** begin Input rows **

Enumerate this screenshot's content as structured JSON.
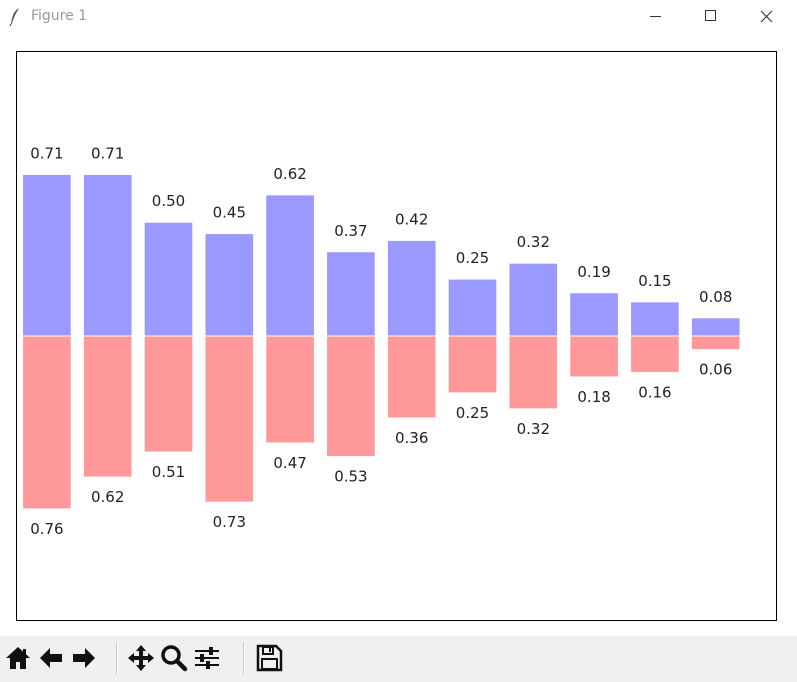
{
  "window": {
    "title": "Figure 1",
    "icon": "feather-icon",
    "controls": [
      "minimize-icon",
      "maximize-icon",
      "close-icon"
    ]
  },
  "toolbar": {
    "buttons": [
      {
        "name": "home",
        "icon": "home-icon"
      },
      {
        "name": "back",
        "icon": "arrow-left-icon"
      },
      {
        "name": "forward",
        "icon": "arrow-right-icon"
      },
      {
        "name": "pan",
        "icon": "move-icon"
      },
      {
        "name": "zoom",
        "icon": "magnifier-icon"
      },
      {
        "name": "configure-subplots",
        "icon": "sliders-icon"
      },
      {
        "name": "save",
        "icon": "floppy-disk-icon"
      }
    ]
  },
  "colors": {
    "positive": "#9999ff",
    "negative": "#ff9999",
    "axes_border": "#000000",
    "text": "#222222"
  },
  "chart_data": {
    "type": "bar",
    "title": "",
    "xlabel": "",
    "ylabel": "",
    "axis_ticks_visible": false,
    "grid": false,
    "x": [
      0,
      1,
      2,
      3,
      4,
      5,
      6,
      7,
      8,
      9,
      10,
      11
    ],
    "series": [
      {
        "values": [
          0.71,
          0.71,
          0.5,
          0.45,
          0.62,
          0.37,
          0.42,
          0.25,
          0.32,
          0.19,
          0.15,
          0.08
        ],
        "labels": [
          "0.71",
          "0.71",
          "0.50",
          "0.45",
          "0.62",
          "0.37",
          "0.42",
          "0.25",
          "0.32",
          "0.19",
          "0.15",
          "0.08"
        ],
        "color": "#9999ff",
        "direction": "up"
      },
      {
        "values": [
          -0.76,
          -0.62,
          -0.51,
          -0.73,
          -0.47,
          -0.53,
          -0.36,
          -0.25,
          -0.32,
          -0.18,
          -0.16,
          -0.06
        ],
        "labels": [
          "0.76",
          "0.62",
          "0.51",
          "0.73",
          "0.47",
          "0.53",
          "0.36",
          "0.25",
          "0.32",
          "0.18",
          "0.16",
          "0.06"
        ],
        "color": "#ff9999",
        "direction": "down"
      }
    ],
    "xlim": [
      -0.5,
      12
    ],
    "ylim": [
      -1.25,
      1.25
    ]
  }
}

** end Input rows **

• Problem description: Give all the entries again exactly, dropping each picture.

• The solution:
Enumerate this screenshot's content as structured JSON.
{
  "window": {
    "title": "Figure 1",
    "icon": "feather-icon",
    "controls": [
      "minimize-icon",
      "maximize-icon",
      "close-icon"
    ]
  },
  "toolbar": {
    "buttons": [
      {
        "name": "home",
        "icon": "home-icon"
      },
      {
        "name": "back",
        "icon": "arrow-left-icon"
      },
      {
        "name": "forward",
        "icon": "arrow-right-icon"
      },
      {
        "name": "pan",
        "icon": "move-icon"
      },
      {
        "name": "zoom",
        "icon": "magnifier-icon"
      },
      {
        "name": "configure-subplots",
        "icon": "sliders-icon"
      },
      {
        "name": "save",
        "icon": "floppy-disk-icon"
      }
    ]
  },
  "colors": {
    "positive": "#9999ff",
    "negative": "#ff9999",
    "axes_border": "#000000",
    "text": "#222222"
  },
  "chart_data": {
    "type": "bar",
    "title": "",
    "xlabel": "",
    "ylabel": "",
    "axis_ticks_visible": false,
    "grid": false,
    "x": [
      0,
      1,
      2,
      3,
      4,
      5,
      6,
      7,
      8,
      9,
      10,
      11
    ],
    "series": [
      {
        "values": [
          0.71,
          0.71,
          0.5,
          0.45,
          0.62,
          0.37,
          0.42,
          0.25,
          0.32,
          0.19,
          0.15,
          0.08
        ],
        "labels": [
          "0.71",
          "0.71",
          "0.50",
          "0.45",
          "0.62",
          "0.37",
          "0.42",
          "0.25",
          "0.32",
          "0.19",
          "0.15",
          "0.08"
        ],
        "color": "#9999ff",
        "direction": "up"
      },
      {
        "values": [
          -0.76,
          -0.62,
          -0.51,
          -0.73,
          -0.47,
          -0.53,
          -0.36,
          -0.25,
          -0.32,
          -0.18,
          -0.16,
          -0.06
        ],
        "labels": [
          "0.76",
          "0.62",
          "0.51",
          "0.73",
          "0.47",
          "0.53",
          "0.36",
          "0.25",
          "0.32",
          "0.18",
          "0.16",
          "0.06"
        ],
        "color": "#ff9999",
        "direction": "down"
      }
    ],
    "xlim": [
      -0.5,
      12
    ],
    "ylim": [
      -1.25,
      1.25
    ]
  }
}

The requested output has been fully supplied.